**TASK DESCRIPTION**
Please transcribe the listing below in full and word for word, without its pictures.
───── WORKING DATA ─────
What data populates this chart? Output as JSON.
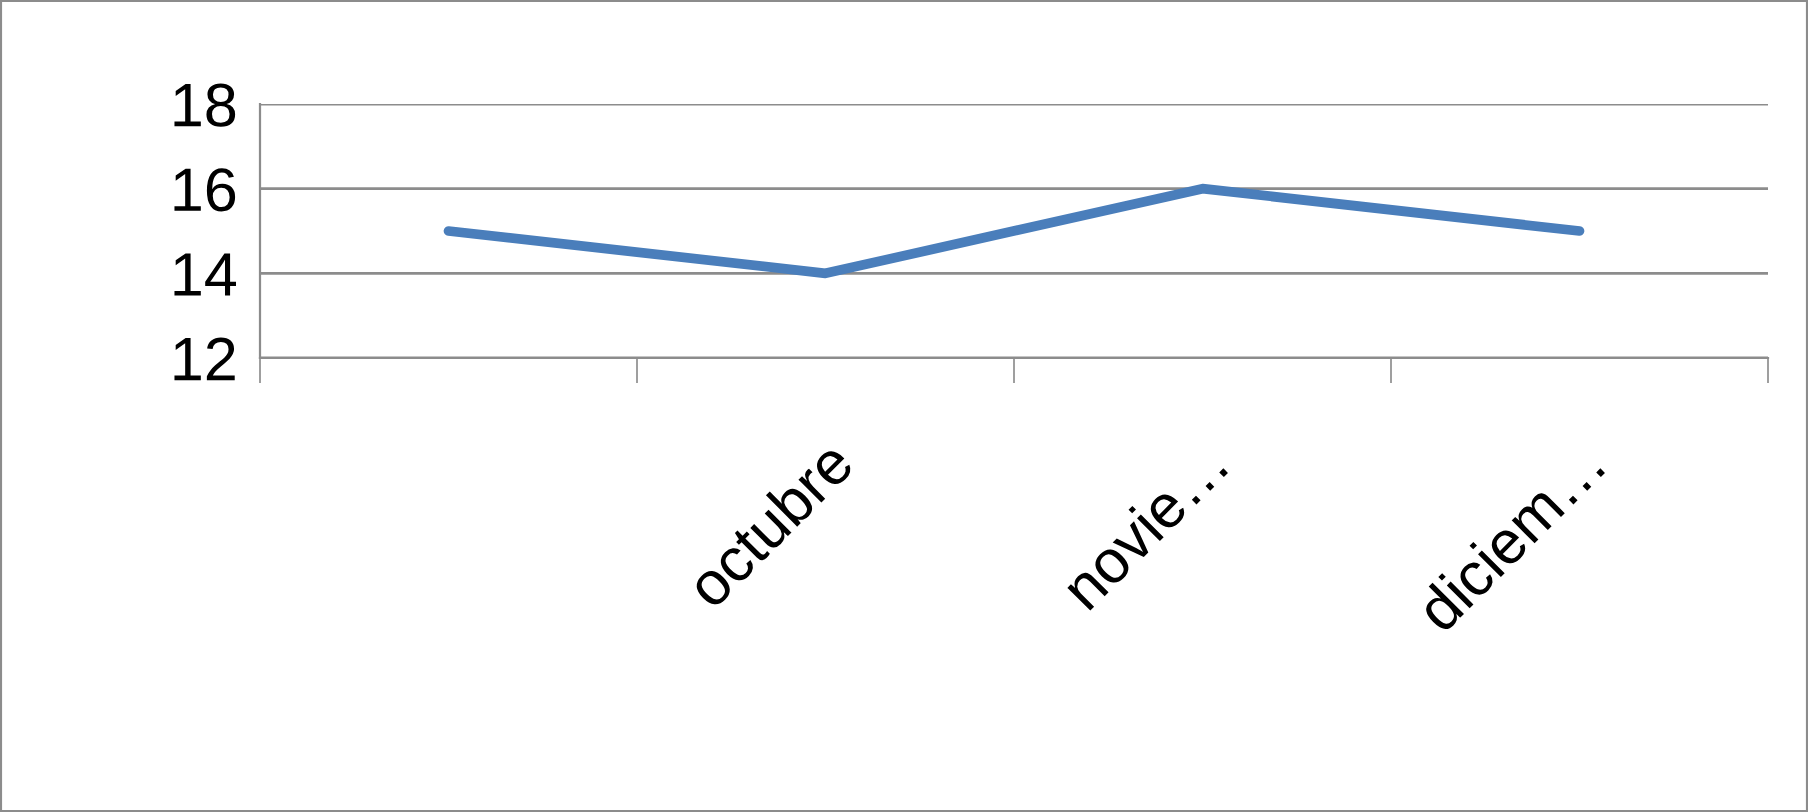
{
  "chart_data": {
    "type": "line",
    "categories": [
      null,
      "octubre",
      "novie…",
      "diciem…"
    ],
    "series": [
      {
        "color": "#4a7ebb",
        "values": [
          15,
          14,
          16,
          15
        ]
      }
    ],
    "ylim": [
      12,
      18
    ],
    "yticks": [
      12,
      14,
      16,
      18
    ],
    "grid": "y",
    "legend": false,
    "marker": "none",
    "line_style": "solid"
  }
}
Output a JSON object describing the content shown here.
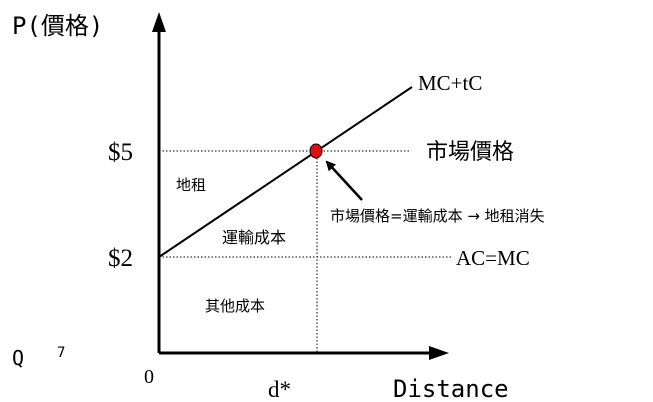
─────
**CORRECT OUTPUT**
What data populates this chart? Output as JSON.
{
  "chart_data": {
    "type": "line",
    "categories": [
      null,
      "octubre",
      "novie…",
      "diciem…"
    ],
    "series": [
      {
        "color": "#4a7ebb",
        "values": [
          15,
          14,
          16,
          15
        ]
      }
    ],
    "ylim": [
      12,
      18
    ],
    "yticks": [
      12,
      14,
      16,
      18
    ],
    "grid": "y",
    "legend": false,
    "marker": "none",
    "line_style": "solid"
  }
}
Output a JSON object describing the content shown here.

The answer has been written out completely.